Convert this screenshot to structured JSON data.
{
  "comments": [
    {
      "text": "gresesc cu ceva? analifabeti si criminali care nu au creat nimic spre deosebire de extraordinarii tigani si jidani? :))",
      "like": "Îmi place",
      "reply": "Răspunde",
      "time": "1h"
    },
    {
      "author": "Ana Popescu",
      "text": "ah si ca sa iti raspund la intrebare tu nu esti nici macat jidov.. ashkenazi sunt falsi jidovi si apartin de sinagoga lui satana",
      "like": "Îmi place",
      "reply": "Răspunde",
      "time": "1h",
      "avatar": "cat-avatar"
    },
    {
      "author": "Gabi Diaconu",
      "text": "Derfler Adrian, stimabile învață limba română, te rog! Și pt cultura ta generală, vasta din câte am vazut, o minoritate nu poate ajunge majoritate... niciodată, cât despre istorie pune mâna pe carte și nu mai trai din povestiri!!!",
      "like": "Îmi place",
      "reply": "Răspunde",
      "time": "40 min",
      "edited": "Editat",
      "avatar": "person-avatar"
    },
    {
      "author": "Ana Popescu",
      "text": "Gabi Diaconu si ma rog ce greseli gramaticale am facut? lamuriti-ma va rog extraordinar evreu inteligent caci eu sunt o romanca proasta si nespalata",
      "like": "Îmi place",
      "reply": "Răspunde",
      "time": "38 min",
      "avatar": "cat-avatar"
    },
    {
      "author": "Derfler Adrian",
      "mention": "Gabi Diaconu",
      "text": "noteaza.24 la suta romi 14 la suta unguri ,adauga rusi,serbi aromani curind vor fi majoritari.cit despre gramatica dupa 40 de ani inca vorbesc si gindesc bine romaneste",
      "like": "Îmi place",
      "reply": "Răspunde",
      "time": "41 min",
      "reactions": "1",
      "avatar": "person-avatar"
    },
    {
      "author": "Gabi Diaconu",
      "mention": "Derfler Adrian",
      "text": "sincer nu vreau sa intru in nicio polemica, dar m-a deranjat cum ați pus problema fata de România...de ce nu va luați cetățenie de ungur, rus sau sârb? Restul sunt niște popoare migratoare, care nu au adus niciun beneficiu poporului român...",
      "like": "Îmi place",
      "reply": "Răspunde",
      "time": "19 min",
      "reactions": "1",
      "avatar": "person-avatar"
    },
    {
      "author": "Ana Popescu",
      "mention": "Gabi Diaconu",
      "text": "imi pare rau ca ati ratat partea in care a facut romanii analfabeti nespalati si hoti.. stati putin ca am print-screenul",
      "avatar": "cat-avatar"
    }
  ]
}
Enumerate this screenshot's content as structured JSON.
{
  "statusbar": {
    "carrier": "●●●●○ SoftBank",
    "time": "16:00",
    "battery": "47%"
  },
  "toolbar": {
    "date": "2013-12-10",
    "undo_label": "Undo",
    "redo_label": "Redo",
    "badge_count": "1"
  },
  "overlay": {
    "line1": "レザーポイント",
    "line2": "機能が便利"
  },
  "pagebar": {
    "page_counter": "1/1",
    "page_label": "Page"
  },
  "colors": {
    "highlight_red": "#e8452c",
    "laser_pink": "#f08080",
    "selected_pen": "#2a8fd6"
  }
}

::::::::::

#### YOUR TASK:
Your task is to quote the listing above word for word.

#### ANSWER TO THE PROBLEM:
Convert this screenshot to structured JSON data.
{
  "comments": [
    {
      "text": "gresesc cu ceva? analifabeti si criminali care nu au creat nimic spre deosebire de extraordinarii tigani si jidani? :))",
      "like": "Îmi place",
      "reply": "Răspunde",
      "time": "1h"
    },
    {
      "author": "Ana Popescu",
      "text": "ah si ca sa iti raspund la intrebare tu nu esti nici macat jidov.. ashkenazi sunt falsi jidovi si apartin de sinagoga lui satana",
      "like": "Îmi place",
      "reply": "Răspunde",
      "time": "1h",
      "avatar": "cat-avatar"
    },
    {
      "author": "Gabi Diaconu",
      "text": "Derfler Adrian, stimabile învață limba română, te rog! Și pt cultura ta generală, vasta din câte am vazut, o minoritate nu poate ajunge majoritate... niciodată, cât despre istorie pune mâna pe carte și nu mai trai din povestiri!!!",
      "like": "Îmi place",
      "reply": "Răspunde",
      "time": "40 min",
      "edited": "Editat",
      "avatar": "person-avatar"
    },
    {
      "author": "Ana Popescu",
      "text": "Gabi Diaconu si ma rog ce greseli gramaticale am facut? lamuriti-ma va rog extraordinar evreu inteligent caci eu sunt o romanca proasta si nespalata",
      "like": "Îmi place",
      "reply": "Răspunde",
      "time": "38 min",
      "avatar": "cat-avatar"
    },
    {
      "author": "Derfler Adrian",
      "mention": "Gabi Diaconu",
      "text": "noteaza.24 la suta romi 14 la suta unguri ,adauga rusi,serbi aromani curind vor fi majoritari.cit despre gramatica dupa 40 de ani inca vorbesc si gindesc bine romaneste",
      "like": "Îmi place",
      "reply": "Răspunde",
      "time": "41 min",
      "reactions": "1",
      "avatar": "person-avatar"
    },
    {
      "author": "Gabi Diaconu",
      "mention": "Derfler Adrian",
      "text": "sincer nu vreau sa intru in nicio polemica, dar m-a deranjat cum ați pus problema fata de România...de ce nu va luați cetățenie de ungur, rus sau sârb? Restul sunt niște popoare migratoare, care nu au adus niciun beneficiu poporului român...",
      "like": "Îmi place",
      "reply": "Răspunde",
      "time": "19 min",
      "reactions": "1",
      "avatar": "person-avatar"
    },
    {
      "author": "Ana Popescu",
      "mention": "Gabi Diaconu",
      "text": "imi pare rau ca ati ratat partea in care a facut romanii analfabeti nespalati si hoti.. stati putin ca am print-screenul",
      "avatar": "cat-avatar"
    }
  ]
}
Enumerate this screenshot's content as structured JSON.
{
  "statusbar": {
    "carrier": "●●●●○ SoftBank",
    "time": "16:00",
    "battery": "47%"
  },
  "toolbar": {
    "date": "2013-12-10",
    "undo_label": "Undo",
    "redo_label": "Redo",
    "badge_count": "1"
  },
  "overlay": {
    "line1": "レザーポイント",
    "line2": "機能が便利"
  },
  "pagebar": {
    "page_counter": "1/1",
    "page_label": "Page"
  },
  "colors": {
    "highlight_red": "#e8452c",
    "laser_pink": "#f08080",
    "selected_pen": "#2a8fd6"
  }
}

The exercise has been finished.